» 简短任务 A:
把下面这段网页节选完整返回，一字不改。
##### 网页节选 #####
题目链接:Click Here~

题目意思自己看吧。

算法分析:

对我来想是没有想到,最后看别人的博客才知道的。要把当中的一个条件当作体积。由于两个条件都存在负数,所以还要先保证最后不会再体积中出现负数的情况。这个easy想到就是给其加上一个题目负数的上限就好了。还有的就是当中的正负出现会影响计算时候的正逆顺序。细节自己看吧。我也不太懂得讲。

#include <iostream>

#include <algorithm>

#include <cstdio>

#include <cstring>

using namespace std;

const int MAXN = 200005;

const int INF = ~0U >> 2;

int dp[MAXN],s[105],f[105];

int main()

{

    int n;

    while(~scanf("%d",&n))

    {

        int V = 100000;

        for(int i = 0;i < n;++i)

            scanf("%d%d",&s[i],&f[i]);

        for(int i = 0;i < MAXN;++i)

           dp[i] = -INF;

        dp[V] = 0;

        int maxv,minv;

        maxv = minv = V;

        for(int i = 0;i < n;++i){

            if(s[i] > 0)
#####
» 简短任务 B:
在记录中，从含有“paragraph-line: 务用车购置 0”的那一行往下，一直到含有“paragraph-line: 2024 年度会议费支出”的那一行，首尾两行都算在内，将其中的“会议费”改为“会务费”，其余内容保持不变。只输出改动后的这几行。
##### 提取材料 #####
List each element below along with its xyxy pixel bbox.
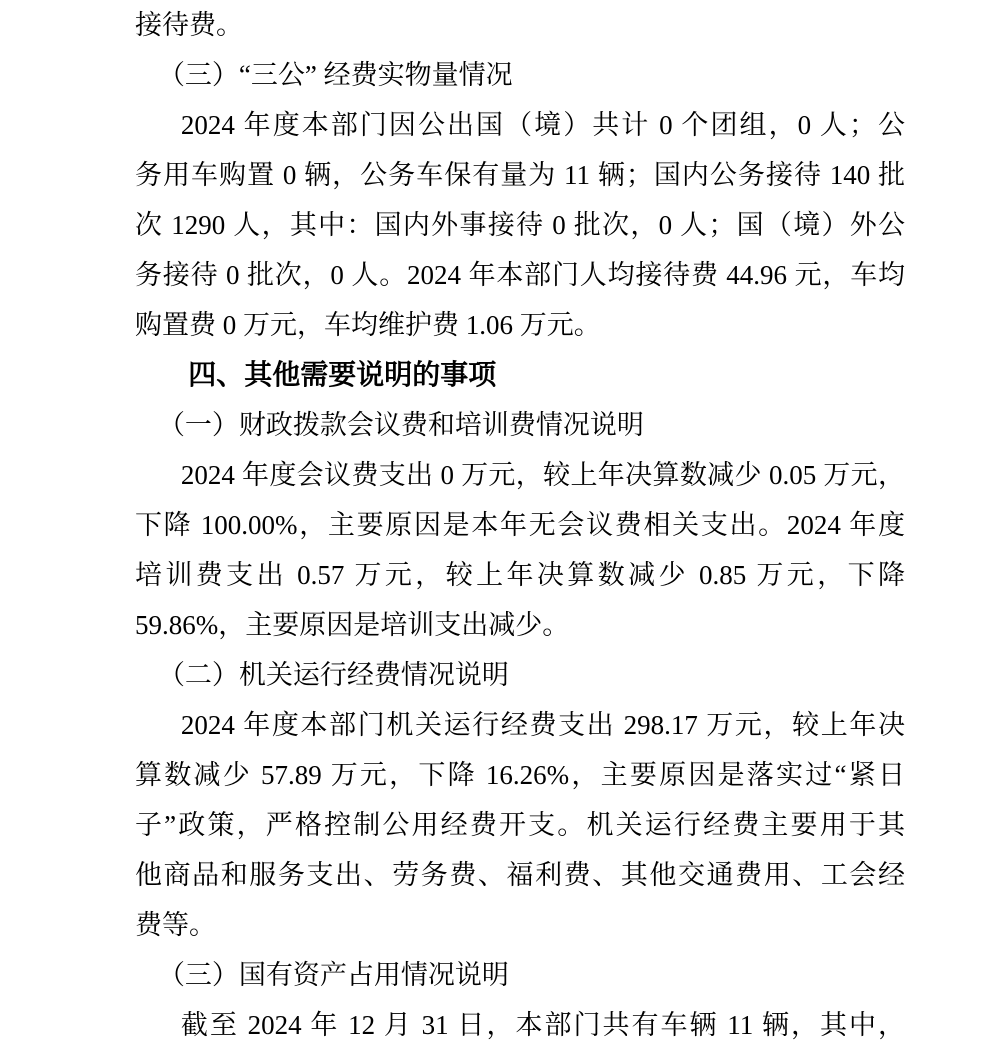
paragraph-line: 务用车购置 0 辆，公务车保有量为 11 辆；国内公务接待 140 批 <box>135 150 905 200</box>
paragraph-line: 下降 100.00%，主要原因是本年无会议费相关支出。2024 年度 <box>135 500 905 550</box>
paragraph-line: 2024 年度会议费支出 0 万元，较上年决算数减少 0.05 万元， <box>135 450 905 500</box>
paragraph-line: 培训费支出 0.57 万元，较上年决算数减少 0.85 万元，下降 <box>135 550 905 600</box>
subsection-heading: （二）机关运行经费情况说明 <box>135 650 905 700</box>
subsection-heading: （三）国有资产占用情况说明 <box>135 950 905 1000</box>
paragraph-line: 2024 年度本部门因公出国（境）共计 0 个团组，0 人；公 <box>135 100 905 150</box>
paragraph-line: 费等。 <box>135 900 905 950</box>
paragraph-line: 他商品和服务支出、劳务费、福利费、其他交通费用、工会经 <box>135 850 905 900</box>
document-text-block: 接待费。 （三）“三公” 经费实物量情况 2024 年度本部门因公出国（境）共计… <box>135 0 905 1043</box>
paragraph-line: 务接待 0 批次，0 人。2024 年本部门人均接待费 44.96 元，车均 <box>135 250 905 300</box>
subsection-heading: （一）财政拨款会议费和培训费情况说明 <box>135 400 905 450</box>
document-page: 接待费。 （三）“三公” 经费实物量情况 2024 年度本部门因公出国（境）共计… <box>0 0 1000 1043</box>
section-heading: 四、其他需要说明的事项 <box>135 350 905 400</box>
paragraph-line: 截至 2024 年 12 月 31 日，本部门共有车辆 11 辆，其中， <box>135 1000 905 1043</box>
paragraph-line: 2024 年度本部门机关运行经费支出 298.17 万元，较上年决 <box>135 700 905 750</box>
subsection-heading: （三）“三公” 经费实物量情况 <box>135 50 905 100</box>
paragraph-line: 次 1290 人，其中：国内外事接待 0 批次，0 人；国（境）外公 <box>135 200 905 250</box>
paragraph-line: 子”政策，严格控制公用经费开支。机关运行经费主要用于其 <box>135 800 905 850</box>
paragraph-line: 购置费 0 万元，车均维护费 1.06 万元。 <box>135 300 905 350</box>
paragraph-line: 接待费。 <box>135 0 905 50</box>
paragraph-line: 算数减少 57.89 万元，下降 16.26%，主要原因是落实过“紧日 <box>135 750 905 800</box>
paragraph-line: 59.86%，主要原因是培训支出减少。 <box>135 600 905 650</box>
#####
» 参考答案 A:
题目链接:Click Here~

题目意思自己看吧。

算法分析:

对我来想是没有想到,最后看别人的博客才知道的。要把当中的一个条件当作体积。由于两个条件都存在负数,所以还要先保证最后不会再体积中出现负数的情况。这个easy想到就是给其加上一个题目负数的上限就好了。还有的就是当中的正负出现会影响计算时候的正逆顺序。细节自己看吧。我也不太懂得讲。

#include <iostream>

#include <algorithm>

#include <cstdio>

#include <cstring>

using namespace std;

const int MAXN = 200005;

const int INF = ~0U >> 2;

int dp[MAXN],s[105],f[105];

int main()

{

    int n;

    while(~scanf("%d",&n))

    {

        int V = 100000;

        for(int i = 0;i < n;++i)

            scanf("%d%d",&s[i],&f[i]);

        for(int i = 0;i < MAXN;++i)

           dp[i] = -INF;

        dp[V] = 0;

        int maxv,minv;

        maxv = minv = V;

        for(int i = 0;i < n;++i){

            if(s[i] > 0)

» 参考答案 B:
paragraph-line: 务用车购置 0 辆，公务车保有量为 11 辆；国内公务接待 140 批 <box>135 150 905 200</box>
paragraph-line: 下降 100.00%，主要原因是本年无会务费相关支出。2024 年度 <box>135 500 905 550</box>
paragraph-line: 2024 年度会务费支出 0 万元，较上年决算数减少 0.05 万元， <box>135 450 905 500</box>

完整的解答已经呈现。